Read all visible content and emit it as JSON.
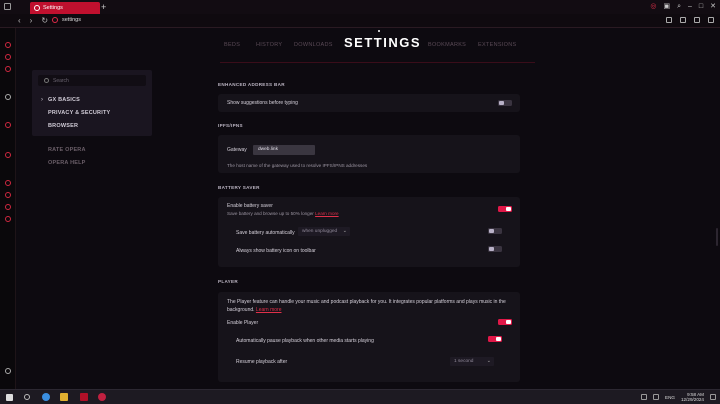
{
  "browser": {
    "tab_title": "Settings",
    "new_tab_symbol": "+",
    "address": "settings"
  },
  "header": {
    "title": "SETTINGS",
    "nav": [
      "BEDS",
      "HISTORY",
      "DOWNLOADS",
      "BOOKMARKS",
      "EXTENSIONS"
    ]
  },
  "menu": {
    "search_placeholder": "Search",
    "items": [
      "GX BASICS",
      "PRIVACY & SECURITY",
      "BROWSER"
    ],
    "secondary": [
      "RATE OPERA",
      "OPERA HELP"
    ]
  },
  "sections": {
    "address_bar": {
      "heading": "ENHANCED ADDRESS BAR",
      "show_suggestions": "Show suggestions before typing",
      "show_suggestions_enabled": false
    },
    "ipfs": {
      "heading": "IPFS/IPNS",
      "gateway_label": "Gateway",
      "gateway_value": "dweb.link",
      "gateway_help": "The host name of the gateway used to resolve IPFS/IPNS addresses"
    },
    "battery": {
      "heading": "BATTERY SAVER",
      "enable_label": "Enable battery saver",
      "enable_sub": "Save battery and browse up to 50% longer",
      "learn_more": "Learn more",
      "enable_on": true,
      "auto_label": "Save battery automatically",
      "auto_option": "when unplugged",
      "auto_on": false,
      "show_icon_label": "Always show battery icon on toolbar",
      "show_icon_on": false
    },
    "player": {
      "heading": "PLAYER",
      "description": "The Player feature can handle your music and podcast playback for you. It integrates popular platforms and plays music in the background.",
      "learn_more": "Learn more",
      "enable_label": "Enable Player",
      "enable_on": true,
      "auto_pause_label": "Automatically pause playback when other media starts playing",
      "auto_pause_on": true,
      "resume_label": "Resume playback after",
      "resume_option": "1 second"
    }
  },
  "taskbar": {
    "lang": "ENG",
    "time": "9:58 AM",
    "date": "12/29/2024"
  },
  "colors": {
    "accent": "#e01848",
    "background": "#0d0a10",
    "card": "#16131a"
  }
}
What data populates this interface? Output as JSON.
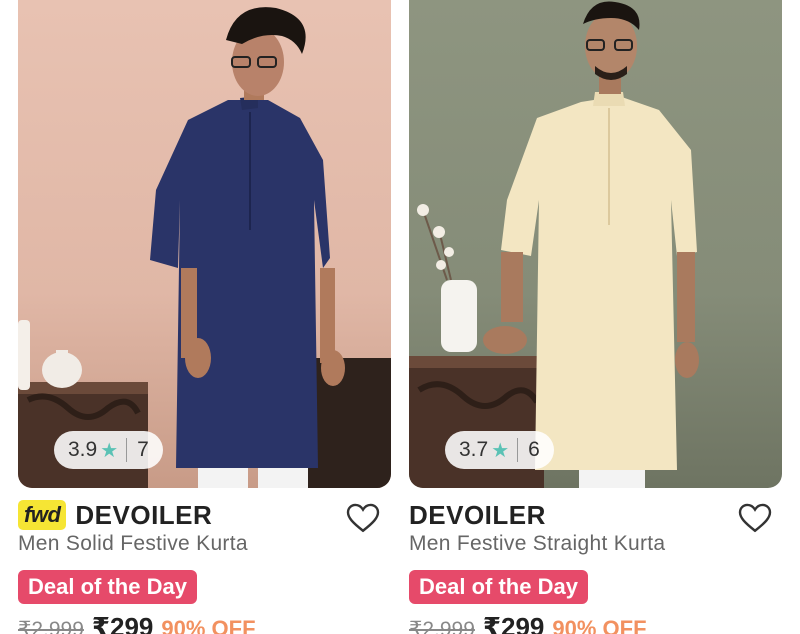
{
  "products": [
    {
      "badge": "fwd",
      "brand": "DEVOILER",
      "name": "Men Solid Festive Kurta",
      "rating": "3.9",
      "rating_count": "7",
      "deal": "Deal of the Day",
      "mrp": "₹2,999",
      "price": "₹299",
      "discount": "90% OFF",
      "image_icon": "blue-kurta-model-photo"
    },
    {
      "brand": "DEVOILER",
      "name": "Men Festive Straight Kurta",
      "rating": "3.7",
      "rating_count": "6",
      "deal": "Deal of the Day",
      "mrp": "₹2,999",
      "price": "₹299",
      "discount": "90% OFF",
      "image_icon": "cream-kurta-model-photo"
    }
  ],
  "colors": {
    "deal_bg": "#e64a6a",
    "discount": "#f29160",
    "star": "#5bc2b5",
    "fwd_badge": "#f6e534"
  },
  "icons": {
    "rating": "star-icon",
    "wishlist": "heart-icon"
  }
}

The problem: Select the lines from the entries that include the word "false".

Response:
      "show_suggestions_enabled": false
      "auto_on": false,
      "show_icon_on": false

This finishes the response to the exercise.